> **To be done**: Below are the records; copy each line in them that holds the word "Вакхъ".

> **Data**:
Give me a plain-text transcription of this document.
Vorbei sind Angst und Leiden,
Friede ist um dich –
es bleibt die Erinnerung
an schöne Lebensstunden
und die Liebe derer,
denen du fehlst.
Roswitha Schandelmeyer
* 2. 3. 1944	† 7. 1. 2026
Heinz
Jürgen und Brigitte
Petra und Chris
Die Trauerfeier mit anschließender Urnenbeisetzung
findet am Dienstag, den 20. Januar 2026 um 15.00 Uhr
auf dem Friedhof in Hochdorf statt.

...

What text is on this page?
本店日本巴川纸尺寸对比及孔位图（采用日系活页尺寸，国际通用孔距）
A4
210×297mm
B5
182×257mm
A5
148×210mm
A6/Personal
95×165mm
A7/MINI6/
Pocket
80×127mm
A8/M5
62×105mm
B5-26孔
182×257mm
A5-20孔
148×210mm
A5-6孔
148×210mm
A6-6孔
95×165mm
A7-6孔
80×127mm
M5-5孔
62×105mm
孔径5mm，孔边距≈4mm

---

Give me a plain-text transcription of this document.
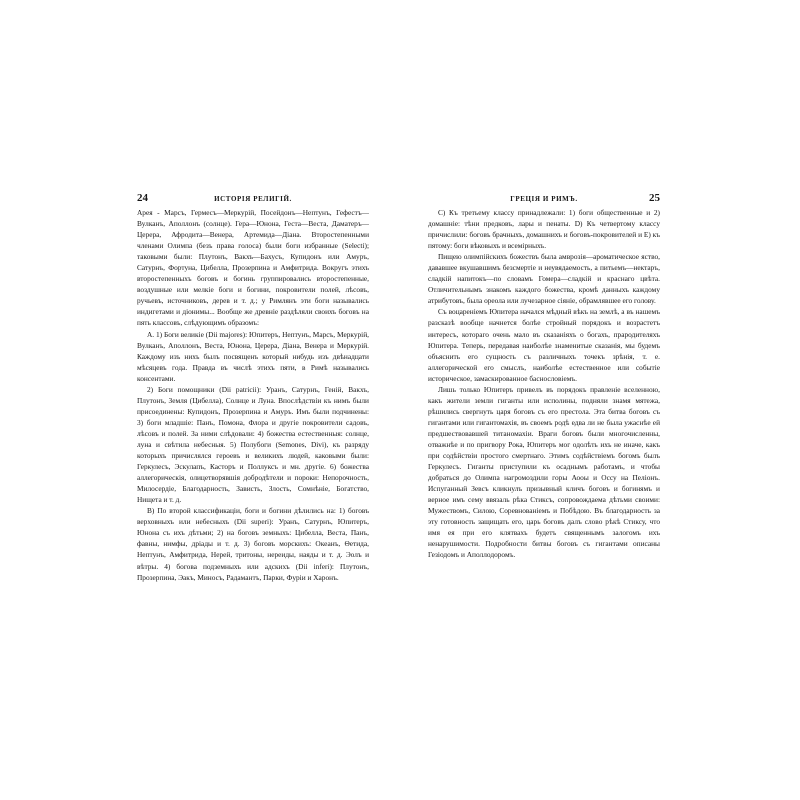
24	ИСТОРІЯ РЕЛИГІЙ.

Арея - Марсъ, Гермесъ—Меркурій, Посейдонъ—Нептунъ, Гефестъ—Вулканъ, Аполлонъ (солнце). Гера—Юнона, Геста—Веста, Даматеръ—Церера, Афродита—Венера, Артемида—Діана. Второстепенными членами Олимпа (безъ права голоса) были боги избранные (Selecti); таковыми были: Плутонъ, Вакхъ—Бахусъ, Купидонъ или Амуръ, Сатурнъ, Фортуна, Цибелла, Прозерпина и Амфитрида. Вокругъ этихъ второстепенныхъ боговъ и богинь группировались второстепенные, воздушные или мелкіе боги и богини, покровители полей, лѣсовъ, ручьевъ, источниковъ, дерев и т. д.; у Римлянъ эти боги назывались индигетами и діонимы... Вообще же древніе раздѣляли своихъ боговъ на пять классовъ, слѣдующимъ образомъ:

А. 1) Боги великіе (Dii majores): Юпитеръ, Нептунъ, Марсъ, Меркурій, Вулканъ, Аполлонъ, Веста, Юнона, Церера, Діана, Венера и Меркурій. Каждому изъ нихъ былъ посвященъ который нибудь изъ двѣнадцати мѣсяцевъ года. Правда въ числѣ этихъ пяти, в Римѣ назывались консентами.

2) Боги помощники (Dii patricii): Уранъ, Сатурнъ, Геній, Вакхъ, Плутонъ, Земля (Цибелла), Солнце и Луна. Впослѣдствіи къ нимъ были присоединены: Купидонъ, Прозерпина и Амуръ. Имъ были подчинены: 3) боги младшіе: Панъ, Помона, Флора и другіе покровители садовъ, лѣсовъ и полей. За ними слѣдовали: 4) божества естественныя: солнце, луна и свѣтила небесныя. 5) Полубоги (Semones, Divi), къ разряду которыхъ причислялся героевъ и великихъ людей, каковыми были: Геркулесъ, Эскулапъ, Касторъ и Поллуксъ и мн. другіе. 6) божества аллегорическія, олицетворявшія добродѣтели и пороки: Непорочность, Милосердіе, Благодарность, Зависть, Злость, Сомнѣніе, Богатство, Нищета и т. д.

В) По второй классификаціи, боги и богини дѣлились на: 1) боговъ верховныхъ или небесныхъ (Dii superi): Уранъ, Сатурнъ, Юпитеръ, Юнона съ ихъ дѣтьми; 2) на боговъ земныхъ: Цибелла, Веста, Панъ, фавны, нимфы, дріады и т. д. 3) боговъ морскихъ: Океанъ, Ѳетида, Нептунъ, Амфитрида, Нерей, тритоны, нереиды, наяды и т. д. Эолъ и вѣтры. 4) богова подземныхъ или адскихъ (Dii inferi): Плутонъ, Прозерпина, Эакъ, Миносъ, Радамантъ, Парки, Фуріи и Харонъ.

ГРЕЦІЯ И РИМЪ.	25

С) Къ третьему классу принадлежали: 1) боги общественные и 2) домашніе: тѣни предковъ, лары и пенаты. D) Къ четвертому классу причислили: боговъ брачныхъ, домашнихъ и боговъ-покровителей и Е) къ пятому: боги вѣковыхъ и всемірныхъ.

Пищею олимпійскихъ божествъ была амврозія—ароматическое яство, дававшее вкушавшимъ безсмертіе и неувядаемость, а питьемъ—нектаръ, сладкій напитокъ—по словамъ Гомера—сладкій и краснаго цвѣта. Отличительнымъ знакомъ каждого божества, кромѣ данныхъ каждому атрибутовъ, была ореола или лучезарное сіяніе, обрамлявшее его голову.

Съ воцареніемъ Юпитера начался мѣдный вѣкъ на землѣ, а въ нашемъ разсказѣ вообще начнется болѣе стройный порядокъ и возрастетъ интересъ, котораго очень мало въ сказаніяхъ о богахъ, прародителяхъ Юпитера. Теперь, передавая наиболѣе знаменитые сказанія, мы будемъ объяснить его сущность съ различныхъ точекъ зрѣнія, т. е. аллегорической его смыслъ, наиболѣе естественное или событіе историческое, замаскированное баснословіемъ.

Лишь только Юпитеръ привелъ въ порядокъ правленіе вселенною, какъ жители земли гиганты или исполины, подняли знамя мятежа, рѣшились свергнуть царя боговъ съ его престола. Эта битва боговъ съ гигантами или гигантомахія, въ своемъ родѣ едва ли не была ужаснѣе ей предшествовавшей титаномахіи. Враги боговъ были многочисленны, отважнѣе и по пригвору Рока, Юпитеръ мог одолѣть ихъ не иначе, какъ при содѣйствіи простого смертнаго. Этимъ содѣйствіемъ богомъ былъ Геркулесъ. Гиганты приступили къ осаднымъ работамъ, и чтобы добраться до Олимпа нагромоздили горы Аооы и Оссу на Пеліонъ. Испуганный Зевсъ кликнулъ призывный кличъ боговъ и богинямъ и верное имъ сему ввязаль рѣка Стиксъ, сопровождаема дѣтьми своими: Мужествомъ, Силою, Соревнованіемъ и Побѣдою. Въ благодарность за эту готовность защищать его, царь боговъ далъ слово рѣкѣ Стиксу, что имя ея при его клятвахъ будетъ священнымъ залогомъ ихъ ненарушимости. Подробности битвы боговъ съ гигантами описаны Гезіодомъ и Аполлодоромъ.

> **Task result**:
Арея - Марсъ, Гермесъ—Меркурій, Посейдонъ—Нептунъ, Гефестъ—Вулканъ, Аполлонъ (солнце). Гера—Юнона, Геста—Веста, Даматеръ—Церера, Афродита—Венера, Артемида—Діана. Второстепенными членами Олимпа (безъ права голоса) были боги избранные (Selecti); таковыми были: Плутонъ, Вакхъ—Бахусъ, Купидонъ или Амуръ, Сатурнъ, Фортуна, Цибелла, Прозерпина и Амфитрида. Вокругъ этихъ второстепенныхъ боговъ и богинь группировались второстепенные, воздушные или мелкіе боги и богини, покровители полей, лѣсовъ, ручьевъ, источниковъ, дерев и т. д.; у Римлянъ эти боги назывались индигетами и діонимы... Вообще же древніе раздѣляли своихъ боговъ на пять классовъ, слѣдующимъ образомъ:
2) Боги помощники (Dii patricii): Уранъ, Сатурнъ, Геній, Вакхъ, Плутонъ, Земля (Цибелла), Солнце и Луна. Впослѣдствіи къ нимъ были присоединены: Купидонъ, Прозерпина и Амуръ. Имъ были подчинены: 3) боги младшіе: Панъ, Помона, Флора и другіе покровители садовъ, лѣсовъ и полей. За ними слѣдовали: 4) божества естественныя: солнце, луна и свѣтила небесныя. 5) Полубоги (Semones, Divi), къ разряду которыхъ причислялся героевъ и великихъ людей, каковыми были: Геркулесъ, Эскулапъ, Касторъ и Поллуксъ и мн. другіе. 6) божества аллегорическія, олицетворявшія добродѣтели и пороки: Непорочность, Милосердіе, Благодарность, Зависть, Злость, Сомнѣніе, Богатство, Нищета и т. д.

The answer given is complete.